[PROBLEM DETAILS]: Copy everything in the listing below word for word, apart from any images.

[AVAILABLE RECORDS]:

####################

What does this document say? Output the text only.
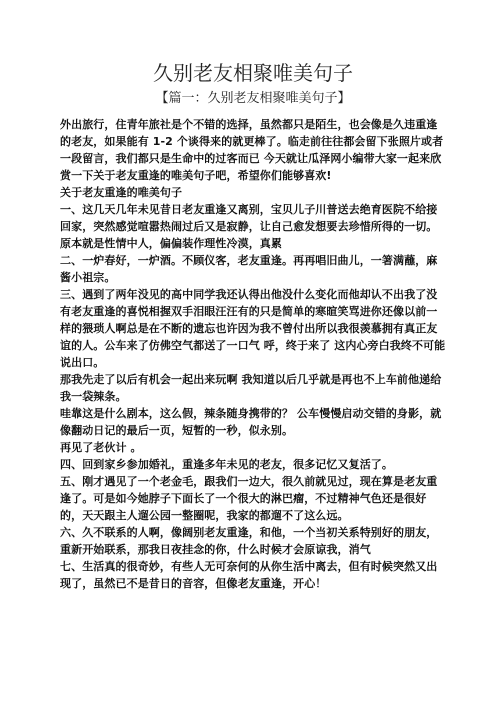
久别老友相聚唯美句子
【篇一：久别老友相聚唯美句子】

外出旅行，住青年旅社是个不错的选择，虽然都只是陌生，也会像是久违重逢的老友，如果能有 1-2 个谈得来的就更棒了。临走前往往都会留下张照片或者一段留言，我们都只是生命中的过客而已 今天就让瓜泽网小编带大家一起来欣赏一下关于老友重逢的唯美句子吧，希望你们能够喜欢!

关于老友重逢的唯美句子

一、这几天几年未见昔日老友重逢又离别，宝贝儿子川普送去绝育医院不给接回家，突然感觉喧嚣热闹过后又是寂静，让自己愈发想要去珍惜所得的一切。原本就是性情中人，偏偏装作理性冷漠，真累

二、一炉春好，一炉酒。不顾仪客，老友重逢。再再唱旧曲儿，一箸满蘸，麻酱小祖宗。

三、遇到了两年没见的高中同学我还认得出他没什么变化而他却认不出我了没有老友重逢的喜悦相握双手泪眼汪汪有的只是简单的寒暄笑骂进你还像以前一样的猥琐人啊总是在不断的遗忘也许因为我不曾付出所以我很羡慕拥有真正友谊的人。公车来了仿佛空气都送了一口气 呼，终于来了 这内心旁白我终不可能说出口。

那我先走了以后有机会一起出来玩啊 我知道以后几乎就是再也不上车前他递给我一袋辣条。

哇靠这是什么剧本，这么假，辣条随身携带的？ 公车慢慢启动交错的身影，就像翻动日记的最后一页，短暂的一秒，似永别。

再见了老伙计 。

四、回到家乡参加婚礼，重逢多年未见的老友，很多记忆又复活了。

五、刚才遇见了一个老金毛，跟我们一边大，很久前就见过，现在算是老友重逢了。可是如今她脖子下面长了一个很大的淋巴瘤，不过精神气色还是很好的，天天跟主人遛公园一整圈呢，我家的都遛不了这么远。

六、久不联系的人啊，像阔别老友重逢，和他，一个当初关系特别好的朋友，重新开始联系，那我日夜挂念的你，什么时候才会原谅我，消气

七、生活真的很奇妙，有些人无可奈何的从你生活中离去，但有时候突然又出现了，虽然已不是昔日的音容，但像老友重逢，开心！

####################

[SOLUTION]:
What does this document say? Output the text only.
久别老友相聚唯美句子
【篇一：久别老友相聚唯美句子】

外出旅行，住青年旅社是个不错的选择，虽然都只是陌生，也会像是久违重逢的老友，如果能有 1-2 个谈得来的就更棒了。临走前往往都会留下张照片或者一段留言，我们都只是生命中的过客而已 今天就让瓜泽网小编带大家一起来欣赏一下关于老友重逢的唯美句子吧，希望你们能够喜欢!

关于老友重逢的唯美句子

一、这几天几年未见昔日老友重逢又离别，宝贝儿子川普送去绝育医院不给接回家，突然感觉喧嚣热闹过后又是寂静，让自己愈发想要去珍惜所得的一切。原本就是性情中人，偏偏装作理性冷漠，真累

二、一炉春好，一炉酒。不顾仪客，老友重逢。再再唱旧曲儿，一箸满蘸，麻酱小祖宗。

三、遇到了两年没见的高中同学我还认得出他没什么变化而他却认不出我了没有老友重逢的喜悦相握双手泪眼汪汪有的只是简单的寒暄笑骂进你还像以前一样的猥琐人啊总是在不断的遗忘也许因为我不曾付出所以我很羡慕拥有真正友谊的人。公车来了仿佛空气都送了一口气 呼，终于来了 这内心旁白我终不可能说出口。

那我先走了以后有机会一起出来玩啊 我知道以后几乎就是再也不上车前他递给我一袋辣条。

哇靠这是什么剧本，这么假，辣条随身携带的？ 公车慢慢启动交错的身影，就像翻动日记的最后一页，短暂的一秒，似永别。

再见了老伙计 。

四、回到家乡参加婚礼，重逢多年未见的老友，很多记忆又复活了。

五、刚才遇见了一个老金毛，跟我们一边大，很久前就见过，现在算是老友重逢了。可是如今她脖子下面长了一个很大的淋巴瘤，不过精神气色还是很好的，天天跟主人遛公园一整圈呢，我家的都遛不了这么远。

六、久不联系的人啊，像阔别老友重逢，和他，一个当初关系特别好的朋友，重新开始联系，那我日夜挂念的你，什么时候才会原谅我，消气

七、生活真的很奇妙，有些人无可奈何的从你生活中离去，但有时候突然又出现了，虽然已不是昔日的音容，但像老友重逢，开心！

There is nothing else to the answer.